** start of INPUT ROWS **
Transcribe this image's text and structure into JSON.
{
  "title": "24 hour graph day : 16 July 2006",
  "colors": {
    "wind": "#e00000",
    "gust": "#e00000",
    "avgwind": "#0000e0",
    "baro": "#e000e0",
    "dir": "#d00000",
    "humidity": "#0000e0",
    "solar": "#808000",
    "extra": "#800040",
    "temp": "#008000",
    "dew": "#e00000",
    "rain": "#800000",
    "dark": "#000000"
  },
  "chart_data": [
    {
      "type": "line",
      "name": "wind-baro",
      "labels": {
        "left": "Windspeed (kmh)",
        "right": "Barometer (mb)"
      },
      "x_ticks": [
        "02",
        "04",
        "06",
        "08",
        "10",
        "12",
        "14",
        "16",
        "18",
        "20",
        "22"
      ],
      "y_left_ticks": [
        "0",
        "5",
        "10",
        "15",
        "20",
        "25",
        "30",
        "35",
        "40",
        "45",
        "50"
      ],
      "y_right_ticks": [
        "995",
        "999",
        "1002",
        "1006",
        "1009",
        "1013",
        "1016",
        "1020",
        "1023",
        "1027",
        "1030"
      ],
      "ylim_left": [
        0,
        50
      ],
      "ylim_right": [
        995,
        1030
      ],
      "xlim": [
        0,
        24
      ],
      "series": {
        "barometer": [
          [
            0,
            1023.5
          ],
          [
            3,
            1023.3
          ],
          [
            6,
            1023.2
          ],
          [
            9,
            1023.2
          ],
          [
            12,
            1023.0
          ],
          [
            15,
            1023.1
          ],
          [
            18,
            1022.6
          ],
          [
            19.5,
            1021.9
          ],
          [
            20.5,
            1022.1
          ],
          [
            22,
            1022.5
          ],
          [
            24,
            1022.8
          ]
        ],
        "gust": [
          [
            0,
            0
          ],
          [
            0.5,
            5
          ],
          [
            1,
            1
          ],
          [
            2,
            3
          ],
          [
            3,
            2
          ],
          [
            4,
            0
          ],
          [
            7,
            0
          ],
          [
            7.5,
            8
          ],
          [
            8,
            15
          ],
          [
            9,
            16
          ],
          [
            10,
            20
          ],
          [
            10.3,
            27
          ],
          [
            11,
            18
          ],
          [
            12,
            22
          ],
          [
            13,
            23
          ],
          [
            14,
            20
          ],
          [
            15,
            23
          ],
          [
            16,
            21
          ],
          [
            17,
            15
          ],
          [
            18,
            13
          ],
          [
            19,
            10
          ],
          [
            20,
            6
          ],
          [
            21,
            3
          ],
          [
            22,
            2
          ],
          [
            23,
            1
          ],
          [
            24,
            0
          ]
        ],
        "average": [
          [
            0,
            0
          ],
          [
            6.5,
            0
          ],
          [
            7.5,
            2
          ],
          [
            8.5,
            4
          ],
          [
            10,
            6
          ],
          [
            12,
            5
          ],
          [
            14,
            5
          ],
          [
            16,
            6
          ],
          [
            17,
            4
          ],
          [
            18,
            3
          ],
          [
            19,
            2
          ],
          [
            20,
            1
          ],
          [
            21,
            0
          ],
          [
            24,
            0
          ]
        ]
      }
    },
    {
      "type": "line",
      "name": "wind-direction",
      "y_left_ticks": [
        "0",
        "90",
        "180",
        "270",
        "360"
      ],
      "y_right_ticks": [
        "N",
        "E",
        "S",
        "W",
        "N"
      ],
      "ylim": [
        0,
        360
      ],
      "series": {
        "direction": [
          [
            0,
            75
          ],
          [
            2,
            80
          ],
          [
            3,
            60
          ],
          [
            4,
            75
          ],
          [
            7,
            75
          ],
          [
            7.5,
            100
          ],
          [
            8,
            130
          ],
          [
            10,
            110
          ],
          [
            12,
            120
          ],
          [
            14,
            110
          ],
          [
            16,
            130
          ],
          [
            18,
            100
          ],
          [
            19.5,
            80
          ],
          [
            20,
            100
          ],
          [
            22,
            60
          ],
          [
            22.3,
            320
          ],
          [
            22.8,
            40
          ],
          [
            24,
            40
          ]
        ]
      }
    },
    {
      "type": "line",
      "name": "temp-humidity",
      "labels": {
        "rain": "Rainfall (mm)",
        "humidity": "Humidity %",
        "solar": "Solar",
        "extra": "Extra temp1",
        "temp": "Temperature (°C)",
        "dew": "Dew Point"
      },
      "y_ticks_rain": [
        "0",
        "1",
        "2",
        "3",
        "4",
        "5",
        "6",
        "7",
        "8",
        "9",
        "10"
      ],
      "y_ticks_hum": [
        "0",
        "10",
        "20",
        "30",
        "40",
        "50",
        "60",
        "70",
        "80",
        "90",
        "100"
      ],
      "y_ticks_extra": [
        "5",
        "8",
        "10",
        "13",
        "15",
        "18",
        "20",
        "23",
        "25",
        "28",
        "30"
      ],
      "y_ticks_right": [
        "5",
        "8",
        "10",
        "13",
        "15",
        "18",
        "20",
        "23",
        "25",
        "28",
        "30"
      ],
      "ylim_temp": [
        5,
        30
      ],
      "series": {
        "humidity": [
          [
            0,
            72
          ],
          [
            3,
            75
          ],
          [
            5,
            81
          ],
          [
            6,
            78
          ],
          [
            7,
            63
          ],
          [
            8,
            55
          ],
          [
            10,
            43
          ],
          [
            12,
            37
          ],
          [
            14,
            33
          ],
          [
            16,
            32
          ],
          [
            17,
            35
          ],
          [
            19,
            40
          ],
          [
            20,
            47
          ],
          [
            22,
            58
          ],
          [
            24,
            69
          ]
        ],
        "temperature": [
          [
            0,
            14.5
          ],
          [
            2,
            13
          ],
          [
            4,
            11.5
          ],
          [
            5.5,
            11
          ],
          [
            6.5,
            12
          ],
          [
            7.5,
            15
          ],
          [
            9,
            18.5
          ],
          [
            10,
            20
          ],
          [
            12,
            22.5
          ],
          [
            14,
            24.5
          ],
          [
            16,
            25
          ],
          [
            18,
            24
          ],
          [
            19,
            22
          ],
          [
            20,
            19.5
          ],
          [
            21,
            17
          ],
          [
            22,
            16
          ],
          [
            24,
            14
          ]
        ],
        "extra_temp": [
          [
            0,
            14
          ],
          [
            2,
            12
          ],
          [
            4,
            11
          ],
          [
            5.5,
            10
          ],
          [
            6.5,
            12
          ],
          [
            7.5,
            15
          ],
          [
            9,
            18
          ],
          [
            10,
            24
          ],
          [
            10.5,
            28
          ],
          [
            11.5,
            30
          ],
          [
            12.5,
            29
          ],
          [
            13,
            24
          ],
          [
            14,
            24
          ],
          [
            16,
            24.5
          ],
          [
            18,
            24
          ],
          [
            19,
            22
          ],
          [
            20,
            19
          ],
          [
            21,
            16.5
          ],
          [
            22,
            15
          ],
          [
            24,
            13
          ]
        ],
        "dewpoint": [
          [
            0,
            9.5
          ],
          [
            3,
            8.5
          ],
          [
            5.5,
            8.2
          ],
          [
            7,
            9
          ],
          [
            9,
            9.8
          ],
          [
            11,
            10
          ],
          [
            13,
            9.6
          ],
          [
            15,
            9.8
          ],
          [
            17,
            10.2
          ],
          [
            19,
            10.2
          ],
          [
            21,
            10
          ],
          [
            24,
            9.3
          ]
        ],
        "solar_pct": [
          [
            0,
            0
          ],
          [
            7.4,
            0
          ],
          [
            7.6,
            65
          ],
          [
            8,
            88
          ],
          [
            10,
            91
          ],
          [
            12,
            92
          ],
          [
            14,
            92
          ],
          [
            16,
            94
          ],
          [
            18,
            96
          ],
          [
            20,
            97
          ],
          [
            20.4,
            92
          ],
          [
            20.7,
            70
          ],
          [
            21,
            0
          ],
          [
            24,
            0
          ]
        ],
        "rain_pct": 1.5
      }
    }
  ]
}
** end of INPUT ROWS **
- TASK GOAL -
Across the records above, count the lines holding "name" and reply with that number alone.

- SOLUTION FOR THIS TASK -
3